Repeat every record below exactly as it appears.

[Dataset listings of figures]
━━━━━━━━━━━━━━━━━━━━━━━━━━━━━━
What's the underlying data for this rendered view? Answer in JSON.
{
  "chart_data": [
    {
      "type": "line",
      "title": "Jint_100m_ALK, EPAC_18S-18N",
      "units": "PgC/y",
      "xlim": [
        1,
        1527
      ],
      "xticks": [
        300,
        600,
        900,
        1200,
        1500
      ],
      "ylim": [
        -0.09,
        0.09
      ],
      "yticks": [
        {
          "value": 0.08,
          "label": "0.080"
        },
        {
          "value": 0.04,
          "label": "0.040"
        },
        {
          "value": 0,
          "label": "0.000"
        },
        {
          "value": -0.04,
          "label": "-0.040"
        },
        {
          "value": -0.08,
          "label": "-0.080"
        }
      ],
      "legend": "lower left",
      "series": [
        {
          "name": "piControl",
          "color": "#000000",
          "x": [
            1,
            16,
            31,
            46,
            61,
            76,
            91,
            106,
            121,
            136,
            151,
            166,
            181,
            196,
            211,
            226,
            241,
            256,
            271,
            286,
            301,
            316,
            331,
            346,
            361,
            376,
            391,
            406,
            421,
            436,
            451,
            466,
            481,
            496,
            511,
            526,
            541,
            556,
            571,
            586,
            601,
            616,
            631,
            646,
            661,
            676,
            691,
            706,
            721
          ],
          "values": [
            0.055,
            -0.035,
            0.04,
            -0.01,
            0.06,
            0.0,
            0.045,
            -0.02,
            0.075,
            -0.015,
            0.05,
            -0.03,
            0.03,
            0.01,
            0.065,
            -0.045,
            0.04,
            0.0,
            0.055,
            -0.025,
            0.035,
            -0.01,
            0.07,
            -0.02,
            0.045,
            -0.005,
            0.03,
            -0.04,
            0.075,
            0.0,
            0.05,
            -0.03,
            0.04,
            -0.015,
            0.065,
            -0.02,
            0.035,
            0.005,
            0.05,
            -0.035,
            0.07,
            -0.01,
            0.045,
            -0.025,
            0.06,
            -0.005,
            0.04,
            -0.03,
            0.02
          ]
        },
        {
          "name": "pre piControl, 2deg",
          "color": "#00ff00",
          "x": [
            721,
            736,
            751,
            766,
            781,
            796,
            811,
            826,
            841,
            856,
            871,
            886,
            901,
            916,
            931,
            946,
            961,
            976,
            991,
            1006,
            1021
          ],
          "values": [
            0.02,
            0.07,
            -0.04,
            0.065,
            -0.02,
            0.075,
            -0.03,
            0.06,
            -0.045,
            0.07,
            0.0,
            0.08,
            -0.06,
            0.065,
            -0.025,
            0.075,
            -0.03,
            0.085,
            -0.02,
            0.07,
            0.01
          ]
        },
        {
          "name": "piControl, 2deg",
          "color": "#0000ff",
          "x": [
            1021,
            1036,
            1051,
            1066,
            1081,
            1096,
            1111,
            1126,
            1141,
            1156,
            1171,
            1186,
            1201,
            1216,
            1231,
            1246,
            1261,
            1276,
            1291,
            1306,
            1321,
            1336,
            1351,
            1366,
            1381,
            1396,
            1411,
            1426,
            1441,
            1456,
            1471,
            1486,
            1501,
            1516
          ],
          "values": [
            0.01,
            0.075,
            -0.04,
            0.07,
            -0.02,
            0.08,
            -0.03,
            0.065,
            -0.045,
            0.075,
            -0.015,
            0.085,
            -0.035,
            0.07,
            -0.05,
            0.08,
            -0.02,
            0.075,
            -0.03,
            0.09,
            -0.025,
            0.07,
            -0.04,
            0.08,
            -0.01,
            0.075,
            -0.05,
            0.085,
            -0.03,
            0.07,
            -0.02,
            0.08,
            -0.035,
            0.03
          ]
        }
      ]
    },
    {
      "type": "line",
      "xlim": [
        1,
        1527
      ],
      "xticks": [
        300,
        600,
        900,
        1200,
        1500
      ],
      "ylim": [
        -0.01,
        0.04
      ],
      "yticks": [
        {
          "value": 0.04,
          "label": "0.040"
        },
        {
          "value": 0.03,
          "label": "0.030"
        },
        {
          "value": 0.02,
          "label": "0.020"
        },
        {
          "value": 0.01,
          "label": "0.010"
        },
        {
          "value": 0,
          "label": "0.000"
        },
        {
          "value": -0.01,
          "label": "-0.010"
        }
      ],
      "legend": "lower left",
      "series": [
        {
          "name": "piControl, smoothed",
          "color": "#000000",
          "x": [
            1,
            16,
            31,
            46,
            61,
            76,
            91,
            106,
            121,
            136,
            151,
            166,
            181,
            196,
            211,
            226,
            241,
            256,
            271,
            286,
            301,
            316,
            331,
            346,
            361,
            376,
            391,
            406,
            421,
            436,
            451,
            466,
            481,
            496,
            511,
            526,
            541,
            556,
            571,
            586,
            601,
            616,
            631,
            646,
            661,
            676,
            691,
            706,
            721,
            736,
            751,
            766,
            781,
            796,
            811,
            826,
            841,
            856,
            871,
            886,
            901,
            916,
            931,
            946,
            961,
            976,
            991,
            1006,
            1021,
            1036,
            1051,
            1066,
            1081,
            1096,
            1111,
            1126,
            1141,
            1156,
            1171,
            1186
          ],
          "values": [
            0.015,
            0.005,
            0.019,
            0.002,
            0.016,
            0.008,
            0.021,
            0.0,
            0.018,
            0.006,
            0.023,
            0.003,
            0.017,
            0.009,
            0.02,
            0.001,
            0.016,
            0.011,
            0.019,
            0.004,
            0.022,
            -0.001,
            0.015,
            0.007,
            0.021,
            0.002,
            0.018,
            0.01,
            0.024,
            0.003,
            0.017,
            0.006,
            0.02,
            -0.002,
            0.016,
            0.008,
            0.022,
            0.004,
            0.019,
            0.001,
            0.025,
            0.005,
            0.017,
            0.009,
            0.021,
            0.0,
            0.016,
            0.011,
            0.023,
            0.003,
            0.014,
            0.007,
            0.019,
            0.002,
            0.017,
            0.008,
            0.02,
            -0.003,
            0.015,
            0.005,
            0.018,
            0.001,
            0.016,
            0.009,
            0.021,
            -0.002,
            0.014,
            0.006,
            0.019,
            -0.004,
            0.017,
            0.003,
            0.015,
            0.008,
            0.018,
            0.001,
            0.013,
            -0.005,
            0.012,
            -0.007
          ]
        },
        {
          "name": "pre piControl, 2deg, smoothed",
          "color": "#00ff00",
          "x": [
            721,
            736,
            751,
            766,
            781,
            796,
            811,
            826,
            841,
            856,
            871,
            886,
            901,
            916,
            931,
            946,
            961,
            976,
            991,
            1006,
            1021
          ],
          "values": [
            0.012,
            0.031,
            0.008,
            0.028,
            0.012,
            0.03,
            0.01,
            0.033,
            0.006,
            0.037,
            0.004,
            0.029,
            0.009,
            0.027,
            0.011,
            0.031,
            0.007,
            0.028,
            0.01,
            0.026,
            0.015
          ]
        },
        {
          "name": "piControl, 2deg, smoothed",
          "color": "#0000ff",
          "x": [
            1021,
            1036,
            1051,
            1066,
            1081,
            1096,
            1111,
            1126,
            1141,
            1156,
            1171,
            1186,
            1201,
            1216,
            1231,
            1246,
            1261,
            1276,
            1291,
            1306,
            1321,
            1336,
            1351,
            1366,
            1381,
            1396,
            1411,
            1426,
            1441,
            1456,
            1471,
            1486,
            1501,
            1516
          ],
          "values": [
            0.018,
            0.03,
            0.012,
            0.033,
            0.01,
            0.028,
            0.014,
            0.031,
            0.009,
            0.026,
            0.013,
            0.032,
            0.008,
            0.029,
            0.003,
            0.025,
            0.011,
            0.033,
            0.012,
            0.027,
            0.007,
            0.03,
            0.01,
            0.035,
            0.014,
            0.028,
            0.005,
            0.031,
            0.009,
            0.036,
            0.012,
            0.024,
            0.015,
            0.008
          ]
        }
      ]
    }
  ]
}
━━━━━━━━━━━━━━━━━━━━━━━━━━━━━━
→ Completed task
What's the underlying data for this rendered view? Answer in JSON.
{
  "chart_data": [
    {
      "type": "line",
      "title": "Jint_100m_ALK, EPAC_18S-18N",
      "units": "PgC/y",
      "xlim": [
        1,
        1527
      ],
      "xticks": [
        300,
        600,
        900,
        1200,
        1500
      ],
      "ylim": [
        -0.09,
        0.09
      ],
      "yticks": [
        {
          "value": 0.08,
          "label": "0.080"
        },
        {
          "value": 0.04,
          "label": "0.040"
        },
        {
          "value": 0,
          "label": "0.000"
        },
        {
          "value": -0.04,
          "label": "-0.040"
        },
        {
          "value": -0.08,
          "label": "-0.080"
        }
      ],
      "legend": "lower left",
      "series": [
        {
          "name": "piControl",
          "color": "#000000",
          "x": [
            1,
            16,
            31,
            46,
            61,
            76,
            91,
            106,
            121,
            136,
            151,
            166,
            181,
            196,
            211,
            226,
            241,
            256,
            271,
            286,
            301,
            316,
            331,
            346,
            361,
            376,
            391,
            406,
            421,
            436,
            451,
            466,
            481,
            496,
            511,
            526,
            541,
            556,
            571,
            586,
            601,
            616,
            631,
            646,
            661,
            676,
            691,
            706,
            721
          ],
          "values": [
            0.055,
            -0.035,
            0.04,
            -0.01,
            0.06,
            0.0,
            0.045,
            -0.02,
            0.075,
            -0.015,
            0.05,
            -0.03,
            0.03,
            0.01,
            0.065,
            -0.045,
            0.04,
            0.0,
            0.055,
            -0.025,
            0.035,
            -0.01,
            0.07,
            -0.02,
            0.045,
            -0.005,
            0.03,
            -0.04,
            0.075,
            0.0,
            0.05,
            -0.03,
            0.04,
            -0.015,
            0.065,
            -0.02,
            0.035,
            0.005,
            0.05,
            -0.035,
            0.07,
            -0.01,
            0.045,
            -0.025,
            0.06,
            -0.005,
            0.04,
            -0.03,
            0.02
          ]
        },
        {
          "name": "pre piControl, 2deg",
          "color": "#00ff00",
          "x": [
            721,
            736,
            751,
            766,
            781,
            796,
            811,
            826,
            841,
            856,
            871,
            886,
            901,
            916,
            931,
            946,
            961,
            976,
            991,
            1006,
            1021
          ],
          "values": [
            0.02,
            0.07,
            -0.04,
            0.065,
            -0.02,
            0.075,
            -0.03,
            0.06,
            -0.045,
            0.07,
            0.0,
            0.08,
            -0.06,
            0.065,
            -0.025,
            0.075,
            -0.03,
            0.085,
            -0.02,
            0.07,
            0.01
          ]
        },
        {
          "name": "piControl, 2deg",
          "color": "#0000ff",
          "x": [
            1021,
            1036,
            1051,
            1066,
            1081,
            1096,
            1111,
            1126,
            1141,
            1156,
            1171,
            1186,
            1201,
            1216,
            1231,
            1246,
            1261,
            1276,
            1291,
            1306,
            1321,
            1336,
            1351,
            1366,
            1381,
            1396,
            1411,
            1426,
            1441,
            1456,
            1471,
            1486,
            1501,
            1516
          ],
          "values": [
            0.01,
            0.075,
            -0.04,
            0.07,
            -0.02,
            0.08,
            -0.03,
            0.065,
            -0.045,
            0.075,
            -0.015,
            0.085,
            -0.035,
            0.07,
            -0.05,
            0.08,
            -0.02,
            0.075,
            -0.03,
            0.09,
            -0.025,
            0.07,
            -0.04,
            0.08,
            -0.01,
            0.075,
            -0.05,
            0.085,
            -0.03,
            0.07,
            -0.02,
            0.08,
            -0.035,
            0.03
          ]
        }
      ]
    },
    {
      "type": "line",
      "xlim": [
        1,
        1527
      ],
      "xticks": [
        300,
        600,
        900,
        1200,
        1500
      ],
      "ylim": [
        -0.01,
        0.04
      ],
      "yticks": [
        {
          "value": 0.04,
          "label": "0.040"
        },
        {
          "value": 0.03,
          "label": "0.030"
        },
        {
          "value": 0.02,
          "label": "0.020"
        },
        {
          "value": 0.01,
          "label": "0.010"
        },
        {
          "value": 0,
          "label": "0.000"
        },
        {
          "value": -0.01,
          "label": "-0.010"
        }
      ],
      "legend": "lower left",
      "series": [
        {
          "name": "piControl, smoothed",
          "color": "#000000",
          "x": [
            1,
            16,
            31,
            46,
            61,
            76,
            91,
            106,
            121,
            136,
            151,
            166,
            181,
            196,
            211,
            226,
            241,
            256,
            271,
            286,
            301,
            316,
            331,
            346,
            361,
            376,
            391,
            406,
            421,
            436,
            451,
            466,
            481,
            496,
            511,
            526,
            541,
            556,
            571,
            586,
            601,
            616,
            631,
            646,
            661,
            676,
            691,
            706,
            721,
            736,
            751,
            766,
            781,
            796,
            811,
            826,
            841,
            856,
            871,
            886,
            901,
            916,
            931,
            946,
            961,
            976,
            991,
            1006,
            1021,
            1036,
            1051,
            1066,
            1081,
            1096,
            1111,
            1126,
            1141,
            1156,
            1171,
            1186
          ],
          "values": [
            0.015,
            0.005,
            0.019,
            0.002,
            0.016,
            0.008,
            0.021,
            0.0,
            0.018,
            0.006,
            0.023,
            0.003,
            0.017,
            0.009,
            0.02,
            0.001,
            0.016,
            0.011,
            0.019,
            0.004,
            0.022,
            -0.001,
            0.015,
            0.007,
            0.021,
            0.002,
            0.018,
            0.01,
            0.024,
            0.003,
            0.017,
            0.006,
            0.02,
            -0.002,
            0.016,
            0.008,
            0.022,
            0.004,
            0.019,
            0.001,
            0.025,
            0.005,
            0.017,
            0.009,
            0.021,
            0.0,
            0.016,
            0.011,
            0.023,
            0.003,
            0.014,
            0.007,
            0.019,
            0.002,
            0.017,
            0.008,
            0.02,
            -0.003,
            0.015,
            0.005,
            0.018,
            0.001,
            0.016,
            0.009,
            0.021,
            -0.002,
            0.014,
            0.006,
            0.019,
            -0.004,
            0.017,
            0.003,
            0.015,
            0.008,
            0.018,
            0.001,
            0.013,
            -0.005,
            0.012,
            -0.007
          ]
        },
        {
          "name": "pre piControl, 2deg, smoothed",
          "color": "#00ff00",
          "x": [
            721,
            736,
            751,
            766,
            781,
            796,
            811,
            826,
            841,
            856,
            871,
            886,
            901,
            916,
            931,
            946,
            961,
            976,
            991,
            1006,
            1021
          ],
          "values": [
            0.012,
            0.031,
            0.008,
            0.028,
            0.012,
            0.03,
            0.01,
            0.033,
            0.006,
            0.037,
            0.004,
            0.029,
            0.009,
            0.027,
            0.011,
            0.031,
            0.007,
            0.028,
            0.01,
            0.026,
            0.015
          ]
        },
        {
          "name": "piControl, 2deg, smoothed",
          "color": "#0000ff",
          "x": [
            1021,
            1036,
            1051,
            1066,
            1081,
            1096,
            1111,
            1126,
            1141,
            1156,
            1171,
            1186,
            1201,
            1216,
            1231,
            1246,
            1261,
            1276,
            1291,
            1306,
            1321,
            1336,
            1351,
            1366,
            1381,
            1396,
            1411,
            1426,
            1441,
            1456,
            1471,
            1486,
            1501,
            1516
          ],
          "values": [
            0.018,
            0.03,
            0.012,
            0.033,
            0.01,
            0.028,
            0.014,
            0.031,
            0.009,
            0.026,
            0.013,
            0.032,
            0.008,
            0.029,
            0.003,
            0.025,
            0.011,
            0.033,
            0.012,
            0.027,
            0.007,
            0.03,
            0.01,
            0.035,
            0.014,
            0.028,
            0.005,
            0.031,
            0.009,
            0.036,
            0.012,
            0.024,
            0.015,
            0.008
          ]
        }
      ]
    }
  ]
}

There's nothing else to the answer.